-- DATA LINES --
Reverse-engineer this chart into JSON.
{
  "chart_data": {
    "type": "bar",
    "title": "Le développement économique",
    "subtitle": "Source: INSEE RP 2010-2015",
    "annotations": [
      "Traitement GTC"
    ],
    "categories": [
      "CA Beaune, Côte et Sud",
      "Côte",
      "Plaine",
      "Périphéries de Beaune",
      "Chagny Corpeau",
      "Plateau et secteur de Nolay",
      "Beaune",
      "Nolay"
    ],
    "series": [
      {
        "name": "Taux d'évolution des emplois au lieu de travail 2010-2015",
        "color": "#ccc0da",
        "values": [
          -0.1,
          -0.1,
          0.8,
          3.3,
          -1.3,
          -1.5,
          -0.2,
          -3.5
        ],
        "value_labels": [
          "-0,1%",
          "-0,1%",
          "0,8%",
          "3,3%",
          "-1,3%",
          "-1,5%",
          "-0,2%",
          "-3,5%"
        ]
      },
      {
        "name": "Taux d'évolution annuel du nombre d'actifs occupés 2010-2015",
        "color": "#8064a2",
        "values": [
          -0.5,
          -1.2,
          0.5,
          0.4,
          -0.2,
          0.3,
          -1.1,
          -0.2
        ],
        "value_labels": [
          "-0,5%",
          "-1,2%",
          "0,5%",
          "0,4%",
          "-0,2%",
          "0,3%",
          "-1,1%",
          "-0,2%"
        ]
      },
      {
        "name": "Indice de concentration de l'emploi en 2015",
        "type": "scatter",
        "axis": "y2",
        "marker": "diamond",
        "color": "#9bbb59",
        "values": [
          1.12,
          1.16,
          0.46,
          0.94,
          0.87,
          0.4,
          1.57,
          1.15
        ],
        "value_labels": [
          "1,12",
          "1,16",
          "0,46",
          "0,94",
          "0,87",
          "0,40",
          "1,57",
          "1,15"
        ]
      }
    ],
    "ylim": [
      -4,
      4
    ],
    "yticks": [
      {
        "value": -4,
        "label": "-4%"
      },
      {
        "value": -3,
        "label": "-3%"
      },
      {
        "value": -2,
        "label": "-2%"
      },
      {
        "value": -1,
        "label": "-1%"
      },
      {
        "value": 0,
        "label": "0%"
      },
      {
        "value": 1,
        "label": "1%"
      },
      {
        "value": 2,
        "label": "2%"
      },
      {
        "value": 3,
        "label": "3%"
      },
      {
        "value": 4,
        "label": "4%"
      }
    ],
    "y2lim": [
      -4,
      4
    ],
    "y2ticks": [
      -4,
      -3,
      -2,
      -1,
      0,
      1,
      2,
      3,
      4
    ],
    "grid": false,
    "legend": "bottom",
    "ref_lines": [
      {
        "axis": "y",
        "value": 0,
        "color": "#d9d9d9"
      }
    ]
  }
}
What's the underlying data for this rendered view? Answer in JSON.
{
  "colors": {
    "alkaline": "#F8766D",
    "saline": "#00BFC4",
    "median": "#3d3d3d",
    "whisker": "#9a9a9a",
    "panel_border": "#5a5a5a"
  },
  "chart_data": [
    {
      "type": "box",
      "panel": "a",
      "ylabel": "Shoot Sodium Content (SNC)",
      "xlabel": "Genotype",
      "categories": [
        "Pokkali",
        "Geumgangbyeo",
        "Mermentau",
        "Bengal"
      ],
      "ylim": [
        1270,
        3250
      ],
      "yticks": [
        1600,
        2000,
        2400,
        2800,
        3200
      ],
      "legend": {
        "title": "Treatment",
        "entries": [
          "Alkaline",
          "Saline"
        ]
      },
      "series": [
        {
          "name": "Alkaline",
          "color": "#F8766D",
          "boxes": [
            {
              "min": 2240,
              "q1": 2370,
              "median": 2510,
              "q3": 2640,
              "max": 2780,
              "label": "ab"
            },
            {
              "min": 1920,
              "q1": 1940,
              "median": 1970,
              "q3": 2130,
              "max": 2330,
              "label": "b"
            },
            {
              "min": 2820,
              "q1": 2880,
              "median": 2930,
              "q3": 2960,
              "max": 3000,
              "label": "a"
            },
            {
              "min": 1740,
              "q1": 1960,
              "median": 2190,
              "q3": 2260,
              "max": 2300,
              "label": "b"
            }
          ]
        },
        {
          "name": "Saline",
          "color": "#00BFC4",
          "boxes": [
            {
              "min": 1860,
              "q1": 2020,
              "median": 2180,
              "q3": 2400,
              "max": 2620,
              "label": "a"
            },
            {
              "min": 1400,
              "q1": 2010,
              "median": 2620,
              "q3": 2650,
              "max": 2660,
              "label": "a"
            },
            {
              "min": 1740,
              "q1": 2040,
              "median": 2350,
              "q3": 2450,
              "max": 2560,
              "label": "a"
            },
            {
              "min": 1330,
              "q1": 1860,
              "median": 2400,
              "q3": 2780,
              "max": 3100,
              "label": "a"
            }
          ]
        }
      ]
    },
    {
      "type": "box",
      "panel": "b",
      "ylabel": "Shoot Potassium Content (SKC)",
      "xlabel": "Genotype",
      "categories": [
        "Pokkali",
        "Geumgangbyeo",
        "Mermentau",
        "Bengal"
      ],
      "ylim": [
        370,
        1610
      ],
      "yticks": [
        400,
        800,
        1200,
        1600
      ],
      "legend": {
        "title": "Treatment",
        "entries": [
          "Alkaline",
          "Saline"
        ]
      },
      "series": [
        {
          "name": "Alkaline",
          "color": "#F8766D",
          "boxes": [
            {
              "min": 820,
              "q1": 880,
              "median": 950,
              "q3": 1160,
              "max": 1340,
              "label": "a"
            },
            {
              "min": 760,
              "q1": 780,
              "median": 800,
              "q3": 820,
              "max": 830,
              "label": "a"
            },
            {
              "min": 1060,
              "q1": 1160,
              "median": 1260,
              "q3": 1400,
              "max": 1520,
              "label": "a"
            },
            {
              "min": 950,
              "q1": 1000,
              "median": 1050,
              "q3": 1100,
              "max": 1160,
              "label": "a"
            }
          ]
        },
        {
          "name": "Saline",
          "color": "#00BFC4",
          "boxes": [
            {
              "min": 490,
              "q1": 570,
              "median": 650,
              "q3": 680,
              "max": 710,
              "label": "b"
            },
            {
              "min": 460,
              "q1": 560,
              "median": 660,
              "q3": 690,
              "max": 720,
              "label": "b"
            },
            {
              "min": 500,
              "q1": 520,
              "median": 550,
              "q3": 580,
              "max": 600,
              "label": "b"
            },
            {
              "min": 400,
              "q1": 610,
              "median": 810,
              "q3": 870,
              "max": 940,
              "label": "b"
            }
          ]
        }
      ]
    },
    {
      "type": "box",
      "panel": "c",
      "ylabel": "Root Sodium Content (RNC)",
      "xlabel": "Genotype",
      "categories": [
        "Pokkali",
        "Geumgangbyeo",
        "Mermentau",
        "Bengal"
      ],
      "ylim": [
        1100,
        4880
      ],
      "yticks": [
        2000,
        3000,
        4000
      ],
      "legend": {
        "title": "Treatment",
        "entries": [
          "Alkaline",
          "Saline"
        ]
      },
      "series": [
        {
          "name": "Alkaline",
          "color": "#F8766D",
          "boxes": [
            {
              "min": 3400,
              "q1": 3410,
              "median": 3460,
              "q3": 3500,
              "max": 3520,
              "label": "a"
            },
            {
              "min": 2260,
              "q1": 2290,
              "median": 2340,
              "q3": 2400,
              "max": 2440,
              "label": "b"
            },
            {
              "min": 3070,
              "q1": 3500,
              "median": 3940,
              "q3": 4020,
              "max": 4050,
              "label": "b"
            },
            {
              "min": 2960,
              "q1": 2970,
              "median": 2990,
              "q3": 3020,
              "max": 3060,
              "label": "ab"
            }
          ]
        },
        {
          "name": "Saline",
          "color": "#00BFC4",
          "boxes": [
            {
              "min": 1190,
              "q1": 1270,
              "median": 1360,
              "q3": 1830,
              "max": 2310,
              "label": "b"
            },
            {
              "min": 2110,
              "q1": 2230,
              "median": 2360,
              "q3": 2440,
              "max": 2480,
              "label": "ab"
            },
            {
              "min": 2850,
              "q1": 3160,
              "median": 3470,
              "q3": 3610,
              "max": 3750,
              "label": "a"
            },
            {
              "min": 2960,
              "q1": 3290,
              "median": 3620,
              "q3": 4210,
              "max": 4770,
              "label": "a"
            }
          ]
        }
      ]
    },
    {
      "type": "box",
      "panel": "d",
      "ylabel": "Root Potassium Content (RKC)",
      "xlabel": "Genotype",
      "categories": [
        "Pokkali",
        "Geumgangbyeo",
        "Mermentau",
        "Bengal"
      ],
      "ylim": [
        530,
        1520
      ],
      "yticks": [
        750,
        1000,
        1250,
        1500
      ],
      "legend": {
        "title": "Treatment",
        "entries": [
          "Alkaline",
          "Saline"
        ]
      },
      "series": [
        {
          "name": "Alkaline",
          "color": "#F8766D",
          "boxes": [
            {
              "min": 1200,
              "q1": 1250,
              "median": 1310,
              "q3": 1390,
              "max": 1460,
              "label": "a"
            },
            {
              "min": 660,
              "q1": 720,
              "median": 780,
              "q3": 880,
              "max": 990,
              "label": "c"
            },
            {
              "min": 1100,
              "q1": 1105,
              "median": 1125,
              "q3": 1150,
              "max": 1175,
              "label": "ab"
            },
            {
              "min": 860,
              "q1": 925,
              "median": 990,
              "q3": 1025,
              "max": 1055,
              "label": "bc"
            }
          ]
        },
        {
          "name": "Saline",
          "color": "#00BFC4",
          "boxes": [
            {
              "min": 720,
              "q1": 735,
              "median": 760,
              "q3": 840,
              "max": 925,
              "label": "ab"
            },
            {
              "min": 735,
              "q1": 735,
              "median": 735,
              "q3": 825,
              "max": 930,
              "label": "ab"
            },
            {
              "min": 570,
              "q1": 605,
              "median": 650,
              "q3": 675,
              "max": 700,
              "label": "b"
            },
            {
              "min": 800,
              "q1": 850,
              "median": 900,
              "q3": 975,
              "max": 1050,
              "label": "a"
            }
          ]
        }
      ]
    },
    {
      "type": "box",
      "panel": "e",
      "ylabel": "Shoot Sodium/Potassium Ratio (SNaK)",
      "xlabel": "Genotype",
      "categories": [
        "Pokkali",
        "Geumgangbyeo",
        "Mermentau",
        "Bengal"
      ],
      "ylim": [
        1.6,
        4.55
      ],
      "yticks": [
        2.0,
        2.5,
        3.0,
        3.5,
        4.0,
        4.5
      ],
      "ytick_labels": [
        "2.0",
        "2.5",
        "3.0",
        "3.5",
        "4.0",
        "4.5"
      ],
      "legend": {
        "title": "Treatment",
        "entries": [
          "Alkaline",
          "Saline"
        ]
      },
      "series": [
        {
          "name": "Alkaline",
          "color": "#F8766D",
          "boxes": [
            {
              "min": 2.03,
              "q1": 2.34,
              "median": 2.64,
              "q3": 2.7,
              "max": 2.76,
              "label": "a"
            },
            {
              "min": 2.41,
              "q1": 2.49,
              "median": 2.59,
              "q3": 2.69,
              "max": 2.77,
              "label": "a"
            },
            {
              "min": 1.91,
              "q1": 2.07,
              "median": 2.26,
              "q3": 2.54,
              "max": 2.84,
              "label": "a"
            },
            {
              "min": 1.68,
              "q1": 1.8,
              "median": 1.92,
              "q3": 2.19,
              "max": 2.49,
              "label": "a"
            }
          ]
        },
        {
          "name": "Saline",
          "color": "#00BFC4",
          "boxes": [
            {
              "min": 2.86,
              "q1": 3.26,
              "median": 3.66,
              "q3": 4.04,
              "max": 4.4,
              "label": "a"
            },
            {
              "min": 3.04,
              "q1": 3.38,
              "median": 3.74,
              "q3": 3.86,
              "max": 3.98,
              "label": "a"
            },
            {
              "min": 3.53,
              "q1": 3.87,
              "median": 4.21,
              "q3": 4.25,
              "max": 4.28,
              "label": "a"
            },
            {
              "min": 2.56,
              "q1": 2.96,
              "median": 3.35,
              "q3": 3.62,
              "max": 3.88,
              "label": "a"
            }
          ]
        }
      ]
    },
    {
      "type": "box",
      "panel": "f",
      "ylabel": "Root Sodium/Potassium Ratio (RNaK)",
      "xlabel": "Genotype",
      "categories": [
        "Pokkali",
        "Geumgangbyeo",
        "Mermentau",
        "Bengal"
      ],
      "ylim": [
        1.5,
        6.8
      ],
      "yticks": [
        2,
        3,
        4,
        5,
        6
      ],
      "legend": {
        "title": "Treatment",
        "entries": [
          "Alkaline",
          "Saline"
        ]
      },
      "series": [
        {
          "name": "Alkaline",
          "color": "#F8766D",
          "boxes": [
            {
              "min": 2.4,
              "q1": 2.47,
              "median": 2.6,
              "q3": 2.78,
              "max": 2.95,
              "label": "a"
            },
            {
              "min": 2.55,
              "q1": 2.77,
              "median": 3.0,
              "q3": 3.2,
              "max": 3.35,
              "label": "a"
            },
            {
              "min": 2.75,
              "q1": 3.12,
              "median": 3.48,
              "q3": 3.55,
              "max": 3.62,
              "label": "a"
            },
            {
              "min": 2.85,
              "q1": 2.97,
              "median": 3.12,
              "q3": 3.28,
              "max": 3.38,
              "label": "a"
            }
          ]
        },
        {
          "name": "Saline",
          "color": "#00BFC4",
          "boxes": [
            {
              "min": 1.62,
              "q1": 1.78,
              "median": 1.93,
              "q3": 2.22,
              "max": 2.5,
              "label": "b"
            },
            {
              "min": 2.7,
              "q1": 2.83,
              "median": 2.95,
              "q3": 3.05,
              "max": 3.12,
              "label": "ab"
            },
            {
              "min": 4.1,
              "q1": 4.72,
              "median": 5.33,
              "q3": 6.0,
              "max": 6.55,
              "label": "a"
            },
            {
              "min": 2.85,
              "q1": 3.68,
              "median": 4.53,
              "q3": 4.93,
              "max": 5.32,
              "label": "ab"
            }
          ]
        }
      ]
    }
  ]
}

-- TASK DESCRIPTION --
What is the number of lines in the listing that contain the string "Sodium"? Reply with that number alone.

-- REPLY --
4